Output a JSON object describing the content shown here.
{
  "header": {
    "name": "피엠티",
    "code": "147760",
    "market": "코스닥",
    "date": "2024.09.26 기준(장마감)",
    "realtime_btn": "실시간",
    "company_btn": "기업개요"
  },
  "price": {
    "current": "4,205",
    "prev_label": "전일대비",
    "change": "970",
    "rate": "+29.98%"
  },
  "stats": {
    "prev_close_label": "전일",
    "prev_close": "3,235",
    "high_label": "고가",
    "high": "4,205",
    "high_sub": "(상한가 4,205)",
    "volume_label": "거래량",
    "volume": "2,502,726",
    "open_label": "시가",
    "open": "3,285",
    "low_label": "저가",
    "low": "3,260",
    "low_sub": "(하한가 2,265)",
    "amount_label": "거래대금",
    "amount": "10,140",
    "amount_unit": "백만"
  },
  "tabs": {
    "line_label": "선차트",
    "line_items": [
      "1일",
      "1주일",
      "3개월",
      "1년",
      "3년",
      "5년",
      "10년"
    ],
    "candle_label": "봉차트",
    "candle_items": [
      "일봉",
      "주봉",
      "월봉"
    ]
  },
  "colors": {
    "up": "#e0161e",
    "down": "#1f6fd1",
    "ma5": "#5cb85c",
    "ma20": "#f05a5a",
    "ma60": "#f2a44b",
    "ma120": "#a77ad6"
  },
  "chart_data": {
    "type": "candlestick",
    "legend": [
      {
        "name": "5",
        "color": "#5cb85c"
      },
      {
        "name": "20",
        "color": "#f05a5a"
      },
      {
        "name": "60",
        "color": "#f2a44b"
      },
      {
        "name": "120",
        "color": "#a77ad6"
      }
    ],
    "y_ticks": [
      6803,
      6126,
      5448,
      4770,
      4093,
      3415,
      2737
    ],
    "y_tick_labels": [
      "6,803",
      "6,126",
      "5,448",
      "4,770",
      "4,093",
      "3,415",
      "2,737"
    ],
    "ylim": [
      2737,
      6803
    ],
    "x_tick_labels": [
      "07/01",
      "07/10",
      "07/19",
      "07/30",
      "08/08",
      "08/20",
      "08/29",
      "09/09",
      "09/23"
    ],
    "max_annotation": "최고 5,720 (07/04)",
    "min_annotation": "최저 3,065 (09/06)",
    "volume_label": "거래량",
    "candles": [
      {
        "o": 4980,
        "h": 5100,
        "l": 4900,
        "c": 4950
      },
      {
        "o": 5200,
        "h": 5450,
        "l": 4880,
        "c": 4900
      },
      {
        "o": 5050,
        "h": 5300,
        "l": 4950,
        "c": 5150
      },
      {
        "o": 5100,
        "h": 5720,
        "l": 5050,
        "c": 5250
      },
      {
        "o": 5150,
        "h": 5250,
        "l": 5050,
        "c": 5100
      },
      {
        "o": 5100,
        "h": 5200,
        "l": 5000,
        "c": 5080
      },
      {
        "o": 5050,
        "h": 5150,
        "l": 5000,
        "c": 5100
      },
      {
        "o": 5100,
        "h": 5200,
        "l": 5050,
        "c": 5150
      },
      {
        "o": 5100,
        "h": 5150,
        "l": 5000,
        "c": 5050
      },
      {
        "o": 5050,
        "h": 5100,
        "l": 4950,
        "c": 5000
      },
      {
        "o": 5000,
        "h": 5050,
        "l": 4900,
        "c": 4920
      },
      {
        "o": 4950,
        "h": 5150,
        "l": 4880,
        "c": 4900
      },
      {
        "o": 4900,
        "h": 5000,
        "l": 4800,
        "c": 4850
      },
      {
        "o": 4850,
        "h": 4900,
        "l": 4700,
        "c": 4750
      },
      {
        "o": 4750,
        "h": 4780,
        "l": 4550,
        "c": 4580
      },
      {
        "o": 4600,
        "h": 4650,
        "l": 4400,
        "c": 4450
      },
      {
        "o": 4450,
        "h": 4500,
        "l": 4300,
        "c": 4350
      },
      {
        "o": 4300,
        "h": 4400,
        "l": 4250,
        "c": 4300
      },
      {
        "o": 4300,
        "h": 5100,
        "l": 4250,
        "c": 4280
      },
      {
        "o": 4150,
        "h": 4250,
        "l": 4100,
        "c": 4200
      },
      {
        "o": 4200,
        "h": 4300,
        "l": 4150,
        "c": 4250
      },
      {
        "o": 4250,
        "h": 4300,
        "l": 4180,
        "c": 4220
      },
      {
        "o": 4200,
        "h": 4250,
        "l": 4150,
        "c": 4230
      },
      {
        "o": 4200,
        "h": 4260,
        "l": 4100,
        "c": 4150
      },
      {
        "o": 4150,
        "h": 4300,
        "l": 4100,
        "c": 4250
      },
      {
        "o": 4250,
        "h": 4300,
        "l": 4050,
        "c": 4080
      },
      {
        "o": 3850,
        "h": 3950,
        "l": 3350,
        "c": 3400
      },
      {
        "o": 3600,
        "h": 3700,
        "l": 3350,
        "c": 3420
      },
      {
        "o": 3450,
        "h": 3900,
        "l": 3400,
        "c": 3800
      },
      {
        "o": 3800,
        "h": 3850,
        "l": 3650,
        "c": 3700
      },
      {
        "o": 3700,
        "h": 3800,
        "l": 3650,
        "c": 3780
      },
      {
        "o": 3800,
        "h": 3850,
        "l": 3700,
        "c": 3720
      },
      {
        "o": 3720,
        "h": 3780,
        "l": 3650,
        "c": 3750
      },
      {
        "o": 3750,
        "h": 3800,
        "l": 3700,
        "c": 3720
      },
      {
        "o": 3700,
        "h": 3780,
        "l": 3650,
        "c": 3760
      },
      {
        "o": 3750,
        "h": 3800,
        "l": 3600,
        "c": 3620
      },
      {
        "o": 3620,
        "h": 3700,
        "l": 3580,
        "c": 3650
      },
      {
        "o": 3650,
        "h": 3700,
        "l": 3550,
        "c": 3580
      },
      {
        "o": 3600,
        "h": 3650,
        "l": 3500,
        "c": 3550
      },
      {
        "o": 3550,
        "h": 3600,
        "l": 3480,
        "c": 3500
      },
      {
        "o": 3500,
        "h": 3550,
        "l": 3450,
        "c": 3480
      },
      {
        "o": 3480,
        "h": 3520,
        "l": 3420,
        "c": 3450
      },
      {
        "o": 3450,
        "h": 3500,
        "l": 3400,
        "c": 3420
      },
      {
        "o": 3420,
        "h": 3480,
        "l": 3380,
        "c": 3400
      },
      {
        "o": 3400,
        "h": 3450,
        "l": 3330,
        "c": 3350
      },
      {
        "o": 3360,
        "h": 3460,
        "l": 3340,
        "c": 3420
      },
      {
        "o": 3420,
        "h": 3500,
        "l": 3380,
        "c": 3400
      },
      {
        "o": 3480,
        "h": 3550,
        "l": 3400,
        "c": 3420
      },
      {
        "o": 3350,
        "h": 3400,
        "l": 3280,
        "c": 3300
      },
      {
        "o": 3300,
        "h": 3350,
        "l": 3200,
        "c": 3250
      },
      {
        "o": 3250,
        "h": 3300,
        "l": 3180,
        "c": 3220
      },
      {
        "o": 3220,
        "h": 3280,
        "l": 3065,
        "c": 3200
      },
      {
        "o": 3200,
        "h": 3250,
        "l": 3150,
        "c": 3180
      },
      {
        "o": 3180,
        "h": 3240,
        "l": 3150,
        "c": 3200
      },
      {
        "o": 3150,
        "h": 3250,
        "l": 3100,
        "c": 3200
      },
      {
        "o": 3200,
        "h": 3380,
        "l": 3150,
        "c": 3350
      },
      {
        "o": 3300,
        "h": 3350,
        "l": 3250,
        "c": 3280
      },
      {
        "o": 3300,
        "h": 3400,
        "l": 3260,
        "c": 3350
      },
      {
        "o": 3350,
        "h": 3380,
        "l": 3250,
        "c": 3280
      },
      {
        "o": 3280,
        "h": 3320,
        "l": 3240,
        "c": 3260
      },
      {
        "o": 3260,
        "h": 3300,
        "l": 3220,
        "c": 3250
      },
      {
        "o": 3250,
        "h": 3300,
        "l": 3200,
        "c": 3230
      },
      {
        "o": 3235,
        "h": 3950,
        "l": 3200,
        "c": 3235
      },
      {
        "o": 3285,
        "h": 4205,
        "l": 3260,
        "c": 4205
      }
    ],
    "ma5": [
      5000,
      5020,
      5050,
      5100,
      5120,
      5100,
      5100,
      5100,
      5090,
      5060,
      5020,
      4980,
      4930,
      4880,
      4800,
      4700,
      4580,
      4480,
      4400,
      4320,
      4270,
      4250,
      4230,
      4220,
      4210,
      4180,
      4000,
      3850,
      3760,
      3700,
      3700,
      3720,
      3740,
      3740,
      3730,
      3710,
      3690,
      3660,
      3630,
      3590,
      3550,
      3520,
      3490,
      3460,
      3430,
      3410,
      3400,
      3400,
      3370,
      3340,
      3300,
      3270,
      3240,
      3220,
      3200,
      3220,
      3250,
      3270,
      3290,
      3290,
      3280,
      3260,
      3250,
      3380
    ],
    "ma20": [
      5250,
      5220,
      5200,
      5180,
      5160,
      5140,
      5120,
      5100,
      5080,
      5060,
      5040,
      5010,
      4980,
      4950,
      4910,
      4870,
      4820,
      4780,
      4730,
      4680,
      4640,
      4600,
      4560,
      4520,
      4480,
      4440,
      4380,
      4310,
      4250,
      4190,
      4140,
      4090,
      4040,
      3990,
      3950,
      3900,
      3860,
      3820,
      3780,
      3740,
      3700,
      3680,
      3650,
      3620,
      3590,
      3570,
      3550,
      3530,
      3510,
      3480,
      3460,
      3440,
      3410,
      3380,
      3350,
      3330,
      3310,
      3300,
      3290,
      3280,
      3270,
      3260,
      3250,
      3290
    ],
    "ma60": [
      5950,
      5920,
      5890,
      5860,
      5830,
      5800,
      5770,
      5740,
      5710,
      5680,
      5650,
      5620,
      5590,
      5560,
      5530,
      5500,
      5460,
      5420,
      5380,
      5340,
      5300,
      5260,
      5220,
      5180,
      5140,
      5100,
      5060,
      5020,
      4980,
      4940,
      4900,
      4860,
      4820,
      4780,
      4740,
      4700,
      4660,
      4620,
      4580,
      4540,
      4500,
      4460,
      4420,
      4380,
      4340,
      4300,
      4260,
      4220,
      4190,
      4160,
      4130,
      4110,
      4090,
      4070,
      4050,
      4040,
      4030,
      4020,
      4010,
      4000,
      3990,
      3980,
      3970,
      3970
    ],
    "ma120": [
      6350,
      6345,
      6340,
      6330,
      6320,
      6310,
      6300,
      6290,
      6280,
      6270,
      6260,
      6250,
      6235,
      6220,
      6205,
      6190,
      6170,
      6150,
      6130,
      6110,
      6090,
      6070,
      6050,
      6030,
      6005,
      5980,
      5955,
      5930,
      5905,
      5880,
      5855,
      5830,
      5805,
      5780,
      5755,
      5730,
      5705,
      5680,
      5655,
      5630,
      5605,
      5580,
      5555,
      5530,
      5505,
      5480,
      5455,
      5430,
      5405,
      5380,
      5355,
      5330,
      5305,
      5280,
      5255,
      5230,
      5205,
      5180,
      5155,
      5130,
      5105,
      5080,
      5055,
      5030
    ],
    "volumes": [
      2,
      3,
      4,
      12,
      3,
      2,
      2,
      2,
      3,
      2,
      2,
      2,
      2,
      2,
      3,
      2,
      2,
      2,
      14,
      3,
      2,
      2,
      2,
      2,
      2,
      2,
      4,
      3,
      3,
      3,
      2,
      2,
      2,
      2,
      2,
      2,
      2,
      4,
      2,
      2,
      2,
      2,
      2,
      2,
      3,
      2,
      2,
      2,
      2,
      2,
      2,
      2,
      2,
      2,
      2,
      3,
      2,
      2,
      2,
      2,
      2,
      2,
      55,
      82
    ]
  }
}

· · · ·

Look through the data above. Each line containing the word "name" needs to be copied.

*Solution below*.
    "name": "피엠티",
        "name": "5",
        "name": "20",
        "name": "60",
        "name": "120",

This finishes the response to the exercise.